Records provided
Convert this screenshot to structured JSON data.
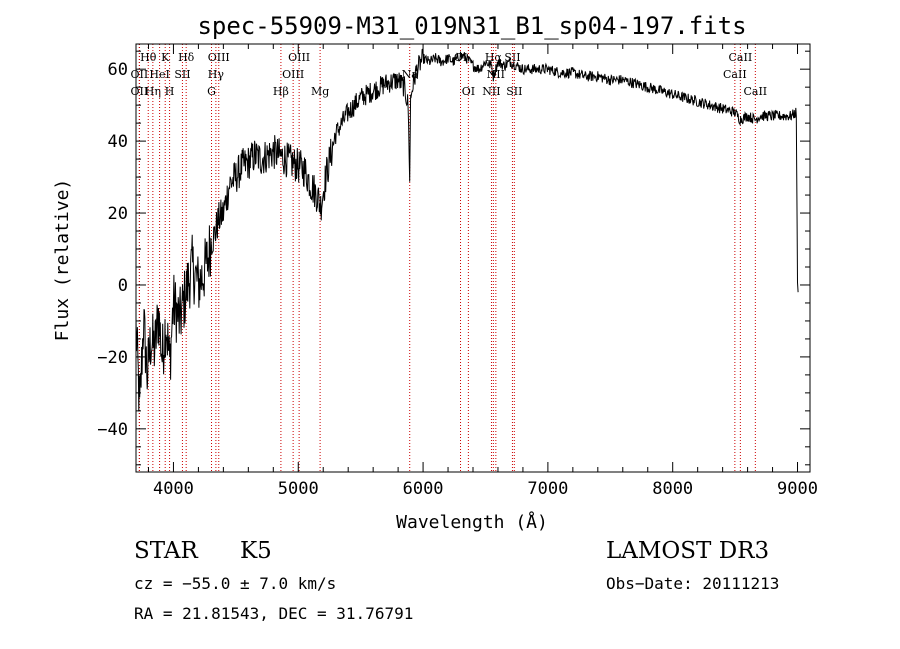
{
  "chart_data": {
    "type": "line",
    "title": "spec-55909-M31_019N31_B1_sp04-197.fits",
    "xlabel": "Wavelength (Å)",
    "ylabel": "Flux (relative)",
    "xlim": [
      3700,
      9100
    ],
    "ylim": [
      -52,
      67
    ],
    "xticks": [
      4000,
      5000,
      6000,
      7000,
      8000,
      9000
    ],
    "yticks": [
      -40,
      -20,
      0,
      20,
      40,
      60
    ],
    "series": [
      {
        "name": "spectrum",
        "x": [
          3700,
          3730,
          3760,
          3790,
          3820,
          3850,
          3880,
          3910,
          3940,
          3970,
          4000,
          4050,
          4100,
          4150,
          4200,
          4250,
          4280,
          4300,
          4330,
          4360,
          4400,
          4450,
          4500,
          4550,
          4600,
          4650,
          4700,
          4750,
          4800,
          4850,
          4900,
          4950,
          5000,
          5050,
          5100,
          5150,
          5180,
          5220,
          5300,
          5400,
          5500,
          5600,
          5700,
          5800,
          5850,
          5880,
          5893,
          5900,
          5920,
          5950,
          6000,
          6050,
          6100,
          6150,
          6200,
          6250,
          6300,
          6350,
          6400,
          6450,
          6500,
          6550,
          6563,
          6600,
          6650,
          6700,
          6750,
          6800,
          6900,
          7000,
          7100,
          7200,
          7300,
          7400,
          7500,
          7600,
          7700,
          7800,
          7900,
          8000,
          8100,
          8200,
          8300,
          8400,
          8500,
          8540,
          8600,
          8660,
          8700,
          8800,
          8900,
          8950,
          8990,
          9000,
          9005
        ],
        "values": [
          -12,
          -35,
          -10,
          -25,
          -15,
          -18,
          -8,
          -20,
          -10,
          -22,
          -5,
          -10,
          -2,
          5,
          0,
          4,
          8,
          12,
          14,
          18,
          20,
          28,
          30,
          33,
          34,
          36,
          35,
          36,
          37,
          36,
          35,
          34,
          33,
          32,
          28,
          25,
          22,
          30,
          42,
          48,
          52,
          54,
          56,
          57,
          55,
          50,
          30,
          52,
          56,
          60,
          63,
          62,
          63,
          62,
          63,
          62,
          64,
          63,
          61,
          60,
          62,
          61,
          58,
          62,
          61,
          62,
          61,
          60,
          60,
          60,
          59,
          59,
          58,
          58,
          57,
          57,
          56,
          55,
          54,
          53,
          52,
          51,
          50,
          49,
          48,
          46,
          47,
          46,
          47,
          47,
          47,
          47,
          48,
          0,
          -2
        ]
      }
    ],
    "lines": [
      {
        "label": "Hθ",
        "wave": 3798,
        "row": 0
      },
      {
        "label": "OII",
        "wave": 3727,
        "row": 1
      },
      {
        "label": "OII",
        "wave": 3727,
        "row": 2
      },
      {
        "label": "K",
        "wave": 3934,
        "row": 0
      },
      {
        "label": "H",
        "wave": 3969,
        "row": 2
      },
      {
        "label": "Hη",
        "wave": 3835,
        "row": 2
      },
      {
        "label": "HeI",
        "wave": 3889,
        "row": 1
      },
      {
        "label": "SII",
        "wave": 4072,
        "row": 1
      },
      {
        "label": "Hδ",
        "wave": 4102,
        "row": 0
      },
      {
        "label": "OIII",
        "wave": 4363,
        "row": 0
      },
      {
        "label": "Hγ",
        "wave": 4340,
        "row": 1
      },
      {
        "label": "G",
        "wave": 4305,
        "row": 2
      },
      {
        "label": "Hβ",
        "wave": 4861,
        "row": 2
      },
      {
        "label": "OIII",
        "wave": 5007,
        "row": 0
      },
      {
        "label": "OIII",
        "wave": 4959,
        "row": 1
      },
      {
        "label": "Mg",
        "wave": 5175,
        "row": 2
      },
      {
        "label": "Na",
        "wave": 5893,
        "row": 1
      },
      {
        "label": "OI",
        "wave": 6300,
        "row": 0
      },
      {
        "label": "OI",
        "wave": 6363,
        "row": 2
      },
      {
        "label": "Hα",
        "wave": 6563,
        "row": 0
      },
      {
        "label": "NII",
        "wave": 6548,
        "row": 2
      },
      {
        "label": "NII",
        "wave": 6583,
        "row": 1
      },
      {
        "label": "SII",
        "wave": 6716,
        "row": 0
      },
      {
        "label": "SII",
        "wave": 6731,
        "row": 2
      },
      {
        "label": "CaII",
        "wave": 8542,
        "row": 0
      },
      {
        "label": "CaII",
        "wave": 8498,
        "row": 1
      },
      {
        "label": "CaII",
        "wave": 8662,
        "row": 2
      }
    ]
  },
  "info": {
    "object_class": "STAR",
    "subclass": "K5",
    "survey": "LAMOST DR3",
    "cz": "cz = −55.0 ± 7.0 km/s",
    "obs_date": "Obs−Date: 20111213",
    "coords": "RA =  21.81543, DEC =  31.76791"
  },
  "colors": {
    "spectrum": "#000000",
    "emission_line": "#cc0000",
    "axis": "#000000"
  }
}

Task requirements
Copy out every line of the material above exactly, skipping the pictures.

Solution to this task
Convert this screenshot to structured JSON data.
{
  "chart_data": {
    "type": "line",
    "title": "spec-55909-M31_019N31_B1_sp04-197.fits",
    "xlabel": "Wavelength (Å)",
    "ylabel": "Flux (relative)",
    "xlim": [
      3700,
      9100
    ],
    "ylim": [
      -52,
      67
    ],
    "xticks": [
      4000,
      5000,
      6000,
      7000,
      8000,
      9000
    ],
    "yticks": [
      -40,
      -20,
      0,
      20,
      40,
      60
    ],
    "series": [
      {
        "name": "spectrum",
        "x": [
          3700,
          3730,
          3760,
          3790,
          3820,
          3850,
          3880,
          3910,
          3940,
          3970,
          4000,
          4050,
          4100,
          4150,
          4200,
          4250,
          4280,
          4300,
          4330,
          4360,
          4400,
          4450,
          4500,
          4550,
          4600,
          4650,
          4700,
          4750,
          4800,
          4850,
          4900,
          4950,
          5000,
          5050,
          5100,
          5150,
          5180,
          5220,
          5300,
          5400,
          5500,
          5600,
          5700,
          5800,
          5850,
          5880,
          5893,
          5900,
          5920,
          5950,
          6000,
          6050,
          6100,
          6150,
          6200,
          6250,
          6300,
          6350,
          6400,
          6450,
          6500,
          6550,
          6563,
          6600,
          6650,
          6700,
          6750,
          6800,
          6900,
          7000,
          7100,
          7200,
          7300,
          7400,
          7500,
          7600,
          7700,
          7800,
          7900,
          8000,
          8100,
          8200,
          8300,
          8400,
          8500,
          8540,
          8600,
          8660,
          8700,
          8800,
          8900,
          8950,
          8990,
          9000,
          9005
        ],
        "values": [
          -12,
          -35,
          -10,
          -25,
          -15,
          -18,
          -8,
          -20,
          -10,
          -22,
          -5,
          -10,
          -2,
          5,
          0,
          4,
          8,
          12,
          14,
          18,
          20,
          28,
          30,
          33,
          34,
          36,
          35,
          36,
          37,
          36,
          35,
          34,
          33,
          32,
          28,
          25,
          22,
          30,
          42,
          48,
          52,
          54,
          56,
          57,
          55,
          50,
          30,
          52,
          56,
          60,
          63,
          62,
          63,
          62,
          63,
          62,
          64,
          63,
          61,
          60,
          62,
          61,
          58,
          62,
          61,
          62,
          61,
          60,
          60,
          60,
          59,
          59,
          58,
          58,
          57,
          57,
          56,
          55,
          54,
          53,
          52,
          51,
          50,
          49,
          48,
          46,
          47,
          46,
          47,
          47,
          47,
          47,
          48,
          0,
          -2
        ]
      }
    ],
    "lines": [
      {
        "label": "Hθ",
        "wave": 3798,
        "row": 0
      },
      {
        "label": "OII",
        "wave": 3727,
        "row": 1
      },
      {
        "label": "OII",
        "wave": 3727,
        "row": 2
      },
      {
        "label": "K",
        "wave": 3934,
        "row": 0
      },
      {
        "label": "H",
        "wave": 3969,
        "row": 2
      },
      {
        "label": "Hη",
        "wave": 3835,
        "row": 2
      },
      {
        "label": "HeI",
        "wave": 3889,
        "row": 1
      },
      {
        "label": "SII",
        "wave": 4072,
        "row": 1
      },
      {
        "label": "Hδ",
        "wave": 4102,
        "row": 0
      },
      {
        "label": "OIII",
        "wave": 4363,
        "row": 0
      },
      {
        "label": "Hγ",
        "wave": 4340,
        "row": 1
      },
      {
        "label": "G",
        "wave": 4305,
        "row": 2
      },
      {
        "label": "Hβ",
        "wave": 4861,
        "row": 2
      },
      {
        "label": "OIII",
        "wave": 5007,
        "row": 0
      },
      {
        "label": "OIII",
        "wave": 4959,
        "row": 1
      },
      {
        "label": "Mg",
        "wave": 5175,
        "row": 2
      },
      {
        "label": "Na",
        "wave": 5893,
        "row": 1
      },
      {
        "label": "OI",
        "wave": 6300,
        "row": 0
      },
      {
        "label": "OI",
        "wave": 6363,
        "row": 2
      },
      {
        "label": "Hα",
        "wave": 6563,
        "row": 0
      },
      {
        "label": "NII",
        "wave": 6548,
        "row": 2
      },
      {
        "label": "NII",
        "wave": 6583,
        "row": 1
      },
      {
        "label": "SII",
        "wave": 6716,
        "row": 0
      },
      {
        "label": "SII",
        "wave": 6731,
        "row": 2
      },
      {
        "label": "CaII",
        "wave": 8542,
        "row": 0
      },
      {
        "label": "CaII",
        "wave": 8498,
        "row": 1
      },
      {
        "label": "CaII",
        "wave": 8662,
        "row": 2
      }
    ]
  },
  "info": {
    "object_class": "STAR",
    "subclass": "K5",
    "survey": "LAMOST DR3",
    "cz": "cz = −55.0 ± 7.0 km/s",
    "obs_date": "Obs−Date: 20111213",
    "coords": "RA =  21.81543, DEC =  31.76791"
  },
  "colors": {
    "spectrum": "#000000",
    "emission_line": "#cc0000",
    "axis": "#000000"
  }
}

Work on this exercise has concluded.